GOAL ▸ Show each line of the rows below that contains the word "Point".
****************************************
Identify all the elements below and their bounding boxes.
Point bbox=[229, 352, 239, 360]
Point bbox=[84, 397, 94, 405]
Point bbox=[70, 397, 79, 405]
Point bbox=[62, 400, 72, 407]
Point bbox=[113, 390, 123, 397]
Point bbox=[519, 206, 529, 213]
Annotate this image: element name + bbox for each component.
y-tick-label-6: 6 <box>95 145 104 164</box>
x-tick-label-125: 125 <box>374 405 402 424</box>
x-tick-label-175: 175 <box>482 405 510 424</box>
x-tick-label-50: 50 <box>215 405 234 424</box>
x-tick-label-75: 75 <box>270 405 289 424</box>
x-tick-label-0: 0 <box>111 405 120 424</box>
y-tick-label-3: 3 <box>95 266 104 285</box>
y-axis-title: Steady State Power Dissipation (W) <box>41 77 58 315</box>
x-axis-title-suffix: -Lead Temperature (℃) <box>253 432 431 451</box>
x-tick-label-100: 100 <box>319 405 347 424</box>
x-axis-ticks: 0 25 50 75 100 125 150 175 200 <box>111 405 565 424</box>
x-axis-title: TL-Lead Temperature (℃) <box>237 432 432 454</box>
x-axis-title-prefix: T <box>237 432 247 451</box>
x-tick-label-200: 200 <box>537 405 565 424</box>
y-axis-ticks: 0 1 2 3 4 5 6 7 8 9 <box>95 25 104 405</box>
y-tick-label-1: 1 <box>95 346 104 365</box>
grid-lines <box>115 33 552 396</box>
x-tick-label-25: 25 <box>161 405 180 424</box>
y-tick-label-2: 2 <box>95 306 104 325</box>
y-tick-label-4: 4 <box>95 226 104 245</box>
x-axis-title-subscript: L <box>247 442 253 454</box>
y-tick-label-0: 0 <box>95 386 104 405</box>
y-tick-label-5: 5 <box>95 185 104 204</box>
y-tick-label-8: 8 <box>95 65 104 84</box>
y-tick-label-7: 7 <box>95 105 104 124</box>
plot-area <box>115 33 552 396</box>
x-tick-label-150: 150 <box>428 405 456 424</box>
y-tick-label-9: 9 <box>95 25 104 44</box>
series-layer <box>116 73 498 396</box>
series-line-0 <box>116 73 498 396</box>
****************************************
COMPLETE ANSWER ▸
Point bbox=[229, 352, 239, 360]
Point bbox=[84, 397, 94, 405]
Point bbox=[70, 397, 79, 405]
Point bbox=[62, 400, 72, 407]
Point bbox=[113, 390, 123, 397]
Point bbox=[519, 206, 529, 213]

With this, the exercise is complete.